Transcribe the records below exactly, leaving out any pictures.
━━━━━━━━━━━━━━━━━━━━━━━━━━━━━━
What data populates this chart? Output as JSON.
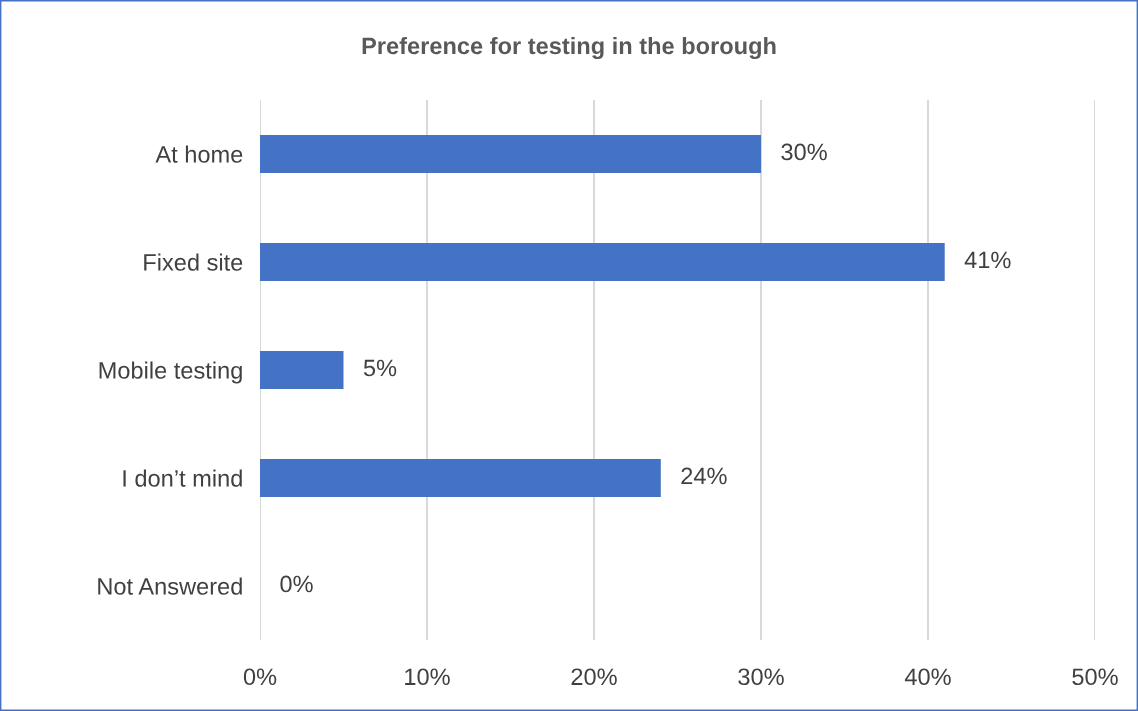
{
  "chart_data": {
    "type": "bar",
    "orientation": "horizontal",
    "title": "Preference for testing in the borough",
    "categories": [
      "At home",
      "Fixed site",
      "Mobile testing",
      "I don’t mind",
      "Not Answered"
    ],
    "values": [
      30,
      41,
      5,
      24,
      0
    ],
    "value_labels": [
      "30%",
      "41%",
      "5%",
      "24%",
      "0%"
    ],
    "color": "#4472c4",
    "xlim": [
      0,
      50
    ],
    "xticks": [
      {
        "value": 0,
        "label": "0%"
      },
      {
        "value": 10,
        "label": "10%"
      },
      {
        "value": 20,
        "label": "20%"
      },
      {
        "value": 30,
        "label": "30%"
      },
      {
        "value": 40,
        "label": "40%"
      },
      {
        "value": 50,
        "label": "50%"
      }
    ],
    "grid": "x",
    "legend": false
  }
}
━━━━━━━━━━━━━━━━━━━━━━━━━━━━━━
Answer to this exercise:
What data populates this chart? Output as JSON.
{
  "chart_data": {
    "type": "bar",
    "orientation": "horizontal",
    "title": "Preference for testing in the borough",
    "categories": [
      "At home",
      "Fixed site",
      "Mobile testing",
      "I don’t mind",
      "Not Answered"
    ],
    "values": [
      30,
      41,
      5,
      24,
      0
    ],
    "value_labels": [
      "30%",
      "41%",
      "5%",
      "24%",
      "0%"
    ],
    "color": "#4472c4",
    "xlim": [
      0,
      50
    ],
    "xticks": [
      {
        "value": 0,
        "label": "0%"
      },
      {
        "value": 10,
        "label": "10%"
      },
      {
        "value": 20,
        "label": "20%"
      },
      {
        "value": 30,
        "label": "30%"
      },
      {
        "value": 40,
        "label": "40%"
      },
      {
        "value": 50,
        "label": "50%"
      }
    ],
    "grid": "x",
    "legend": false
  }
}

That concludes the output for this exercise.